DATASET CONTENT:
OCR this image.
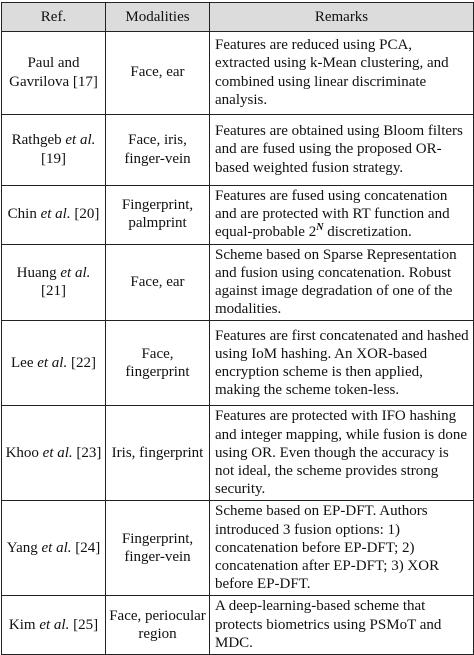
Ref.	Modalities	Remarks
Paul and Gavrilova [17]	Face, ear	Features are reduced using PCA, extracted using k-Mean clustering, and combined using linear discriminate analysis.
Rathgeb et al. [19]	Face, iris, finger-vein	Features are obtained using Bloom filters and are fused using the proposed OR-based weighted fusion strategy.
Chin et al. [20]	Fingerprint, palmprint	Features are fused using concatenation and are protected with RT function and equal-probable $2^N$ discretization.
Huang et al. [21]	Face, ear	Scheme based on Sparse Representation and fusion using concatenation. Robust against image degradation of one of the modalities.
Lee et al. [22]	Face, fingerprint	Features are first concatenated and hashed using IoM hashing. An XOR-based encryption scheme is then applied, making the scheme token-less.
Khoo et al. [23]	Iris, fingerprint	Features are protected with IFO hashing and integer mapping, while fusion is done using OR. Even though the accuracy is not ideal, the scheme provides strong security.
Yang et al. [24]	Fingerprint, finger-vein	Scheme based on EP-DFT. Authors introduced 3 fusion options: 1) concatenation before EP-DFT; 2) concatenation after EP-DFT; 3) XOR before EP-DFT.
Kim et al. [25]	Face, periocular region	A deep-learning-based scheme that protects biometrics using PSMoT and MDC.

DO THIS: Pictures are not part of the copy; output everything else in the records exactly.

SOLUTION BELOW:
OCR this image.
Ref.	Modalities	Remarks
Paul and Gavrilova [17]	Face, ear	Features are reduced using PCA, extracted using k-Mean clustering, and combined using linear discriminate analysis.
Rathgeb et al. [19]	Face, iris, finger-vein	Features are obtained using Bloom filters and are fused using the proposed OR-based weighted fusion strategy.
Chin et al. [20]	Fingerprint, palmprint	Features are fused using concatenation and are protected with RT function and equal-probable $2^N$ discretization.
Huang et al. [21]	Face, ear	Scheme based on Sparse Representation and fusion using concatenation. Robust against image degradation of one of the modalities.
Lee et al. [22]	Face, fingerprint	Features are first concatenated and hashed using IoM hashing. An XOR-based encryption scheme is then applied, making the scheme token-less.
Khoo et al. [23]	Iris, fingerprint	Features are protected with IFO hashing and integer mapping, while fusion is done using OR. Even though the accuracy is not ideal, the scheme provides strong security.
Yang et al. [24]	Fingerprint, finger-vein	Scheme based on EP-DFT. Authors introduced 3 fusion options: 1) concatenation before EP-DFT; 2) concatenation after EP-DFT; 3) XOR before EP-DFT.
Kim et al. [25]	Face, periocular region	A deep-learning-based scheme that protects biometrics using PSMoT and MDC.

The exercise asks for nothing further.